[Collected data entries]

====

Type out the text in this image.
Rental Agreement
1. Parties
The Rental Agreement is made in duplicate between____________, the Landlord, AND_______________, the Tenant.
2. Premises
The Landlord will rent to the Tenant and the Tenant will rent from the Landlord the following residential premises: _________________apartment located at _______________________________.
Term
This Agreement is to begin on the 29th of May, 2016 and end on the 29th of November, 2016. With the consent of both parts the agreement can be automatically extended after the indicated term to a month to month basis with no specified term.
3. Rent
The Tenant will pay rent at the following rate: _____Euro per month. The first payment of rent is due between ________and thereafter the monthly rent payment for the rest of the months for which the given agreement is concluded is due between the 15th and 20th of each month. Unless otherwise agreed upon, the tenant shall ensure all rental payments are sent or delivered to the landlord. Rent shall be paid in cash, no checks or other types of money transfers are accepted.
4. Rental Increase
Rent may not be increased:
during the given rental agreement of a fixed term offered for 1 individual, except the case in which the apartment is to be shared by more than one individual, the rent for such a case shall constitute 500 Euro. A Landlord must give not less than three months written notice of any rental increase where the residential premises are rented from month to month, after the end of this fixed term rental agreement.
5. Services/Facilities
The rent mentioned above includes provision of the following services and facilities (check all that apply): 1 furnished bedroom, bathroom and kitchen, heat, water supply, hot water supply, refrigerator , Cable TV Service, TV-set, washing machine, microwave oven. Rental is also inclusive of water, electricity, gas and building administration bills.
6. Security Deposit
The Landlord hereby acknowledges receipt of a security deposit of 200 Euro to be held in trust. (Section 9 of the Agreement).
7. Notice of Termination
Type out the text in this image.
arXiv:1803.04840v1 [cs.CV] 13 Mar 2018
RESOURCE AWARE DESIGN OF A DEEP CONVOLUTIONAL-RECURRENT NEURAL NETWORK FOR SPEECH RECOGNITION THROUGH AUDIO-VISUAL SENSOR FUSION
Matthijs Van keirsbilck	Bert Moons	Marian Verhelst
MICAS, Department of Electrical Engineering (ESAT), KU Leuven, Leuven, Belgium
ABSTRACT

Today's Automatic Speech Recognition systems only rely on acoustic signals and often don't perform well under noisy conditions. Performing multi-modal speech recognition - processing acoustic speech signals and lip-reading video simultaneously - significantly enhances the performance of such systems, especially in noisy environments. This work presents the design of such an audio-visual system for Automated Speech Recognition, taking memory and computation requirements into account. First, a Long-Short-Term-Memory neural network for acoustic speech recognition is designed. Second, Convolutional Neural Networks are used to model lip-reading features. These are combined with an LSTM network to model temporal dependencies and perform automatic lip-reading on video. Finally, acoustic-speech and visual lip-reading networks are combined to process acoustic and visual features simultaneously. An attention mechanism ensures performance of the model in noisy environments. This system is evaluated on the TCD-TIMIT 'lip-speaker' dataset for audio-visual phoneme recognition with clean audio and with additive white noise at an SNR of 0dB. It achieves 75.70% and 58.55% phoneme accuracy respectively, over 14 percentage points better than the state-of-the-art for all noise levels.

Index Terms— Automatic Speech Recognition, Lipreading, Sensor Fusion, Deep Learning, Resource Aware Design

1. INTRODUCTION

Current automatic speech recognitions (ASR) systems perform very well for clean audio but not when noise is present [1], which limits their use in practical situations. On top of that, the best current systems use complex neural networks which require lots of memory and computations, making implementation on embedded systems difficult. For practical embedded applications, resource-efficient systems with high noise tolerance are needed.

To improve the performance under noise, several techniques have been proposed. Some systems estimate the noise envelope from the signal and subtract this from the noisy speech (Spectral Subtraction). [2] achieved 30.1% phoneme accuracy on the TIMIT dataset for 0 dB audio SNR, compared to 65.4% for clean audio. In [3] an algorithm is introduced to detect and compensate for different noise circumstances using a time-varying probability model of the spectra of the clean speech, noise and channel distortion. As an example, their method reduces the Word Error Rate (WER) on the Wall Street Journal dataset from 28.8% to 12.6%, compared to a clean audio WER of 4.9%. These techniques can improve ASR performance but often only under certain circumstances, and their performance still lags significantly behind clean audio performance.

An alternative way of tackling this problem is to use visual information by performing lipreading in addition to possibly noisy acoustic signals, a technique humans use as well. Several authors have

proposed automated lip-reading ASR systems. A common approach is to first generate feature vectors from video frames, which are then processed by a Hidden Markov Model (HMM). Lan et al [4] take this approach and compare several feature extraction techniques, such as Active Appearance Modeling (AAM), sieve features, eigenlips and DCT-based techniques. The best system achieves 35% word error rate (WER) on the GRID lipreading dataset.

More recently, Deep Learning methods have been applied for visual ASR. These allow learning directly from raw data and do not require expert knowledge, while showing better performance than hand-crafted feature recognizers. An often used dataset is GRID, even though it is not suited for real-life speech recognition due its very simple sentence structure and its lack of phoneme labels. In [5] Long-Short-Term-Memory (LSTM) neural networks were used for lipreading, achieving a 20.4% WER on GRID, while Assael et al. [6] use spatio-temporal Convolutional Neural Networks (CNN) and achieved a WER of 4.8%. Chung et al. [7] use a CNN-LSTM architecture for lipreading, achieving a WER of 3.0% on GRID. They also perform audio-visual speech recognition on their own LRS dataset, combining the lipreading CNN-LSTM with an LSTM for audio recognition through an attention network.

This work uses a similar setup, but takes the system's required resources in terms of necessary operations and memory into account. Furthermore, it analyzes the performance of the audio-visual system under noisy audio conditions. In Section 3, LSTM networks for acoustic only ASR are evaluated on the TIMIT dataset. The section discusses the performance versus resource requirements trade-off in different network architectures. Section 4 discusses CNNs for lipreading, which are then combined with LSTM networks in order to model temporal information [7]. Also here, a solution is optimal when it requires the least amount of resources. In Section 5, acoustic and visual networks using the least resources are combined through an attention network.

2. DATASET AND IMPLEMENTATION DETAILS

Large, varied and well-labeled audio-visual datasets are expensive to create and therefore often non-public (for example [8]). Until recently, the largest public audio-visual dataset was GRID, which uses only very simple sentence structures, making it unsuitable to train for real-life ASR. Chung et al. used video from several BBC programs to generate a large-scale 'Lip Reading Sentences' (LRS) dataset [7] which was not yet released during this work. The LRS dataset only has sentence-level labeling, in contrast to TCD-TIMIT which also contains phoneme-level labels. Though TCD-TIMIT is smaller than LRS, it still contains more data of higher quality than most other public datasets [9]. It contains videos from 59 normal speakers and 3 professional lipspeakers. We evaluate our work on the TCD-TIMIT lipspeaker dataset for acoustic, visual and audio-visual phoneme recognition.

====

▶ REQUEST
Gather each line from the entries above that includes the word "generate".

▶ RESPONSE TO THE TASK
proposed automated lip-reading ASR systems. A common approach is to first generate feature vectors from video frames, which are then processed by a Hidden Markov Model (HMM). Lan et al [4] take this approach and compare several feature extraction techniques, such as Active Appearance Modeling (AAM), sieve features, eigenlips and DCT-based techniques. The best system achieves 35% word error rate (WER) on the GRID lipreading dataset.
Large, varied and well-labeled audio-visual datasets are expensive to create and therefore often non-public (for example [8]). Until recently, the largest public audio-visual dataset was GRID, which uses only very simple sentence structures, making it unsuitable to train for real-life ASR. Chung et al. used video from several BBC programs to generate a large-scale 'Lip Reading Sentences' (LRS) dataset [7] which was not yet released during this work. The LRS dataset only has sentence-level labeling, in contrast to TCD-TIMIT which also contains phoneme-level labels. Though TCD-TIMIT is smaller than LRS, it still contains more data of higher quality than most other public datasets [9]. It contains videos from 59 normal speakers and 3 professional lipspeakers. We evaluate our work on the TCD-TIMIT lipspeaker dataset for acoustic, visual and audio-visual phoneme recognition.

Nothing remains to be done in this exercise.